Stated problem - Find every line containing the word "points" and report the count, nothing more.

◇ ◇ ◇ ◇ ◇ ◇ ◇

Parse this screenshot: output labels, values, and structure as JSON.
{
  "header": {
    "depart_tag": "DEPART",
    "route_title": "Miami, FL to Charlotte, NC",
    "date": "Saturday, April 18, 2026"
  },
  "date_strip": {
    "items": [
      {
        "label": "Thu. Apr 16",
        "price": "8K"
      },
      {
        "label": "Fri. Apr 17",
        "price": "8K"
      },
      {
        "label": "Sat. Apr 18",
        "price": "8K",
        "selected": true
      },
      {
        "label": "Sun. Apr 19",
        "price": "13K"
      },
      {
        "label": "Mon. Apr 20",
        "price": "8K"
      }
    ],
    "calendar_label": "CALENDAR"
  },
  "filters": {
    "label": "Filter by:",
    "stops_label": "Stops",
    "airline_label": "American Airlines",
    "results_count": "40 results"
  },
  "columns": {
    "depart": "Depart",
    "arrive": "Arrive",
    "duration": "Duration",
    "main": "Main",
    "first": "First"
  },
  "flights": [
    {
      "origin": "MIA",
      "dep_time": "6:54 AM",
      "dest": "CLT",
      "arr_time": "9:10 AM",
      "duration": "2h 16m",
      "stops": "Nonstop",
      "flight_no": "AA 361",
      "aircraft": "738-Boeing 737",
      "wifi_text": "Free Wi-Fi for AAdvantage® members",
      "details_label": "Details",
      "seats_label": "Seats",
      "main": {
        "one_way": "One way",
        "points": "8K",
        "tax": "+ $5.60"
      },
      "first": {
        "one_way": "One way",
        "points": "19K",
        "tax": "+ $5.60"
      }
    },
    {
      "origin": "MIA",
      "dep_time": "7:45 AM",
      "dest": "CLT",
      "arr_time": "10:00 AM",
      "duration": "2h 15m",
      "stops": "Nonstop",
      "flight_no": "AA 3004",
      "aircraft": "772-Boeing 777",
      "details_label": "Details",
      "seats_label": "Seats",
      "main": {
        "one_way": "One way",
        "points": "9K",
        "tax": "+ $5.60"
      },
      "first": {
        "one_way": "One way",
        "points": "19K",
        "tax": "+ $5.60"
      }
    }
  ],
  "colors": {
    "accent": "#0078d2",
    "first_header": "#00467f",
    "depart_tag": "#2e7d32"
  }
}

◇ ◇ ◇ ◇ ◇ ◇ ◇

Right answer - 4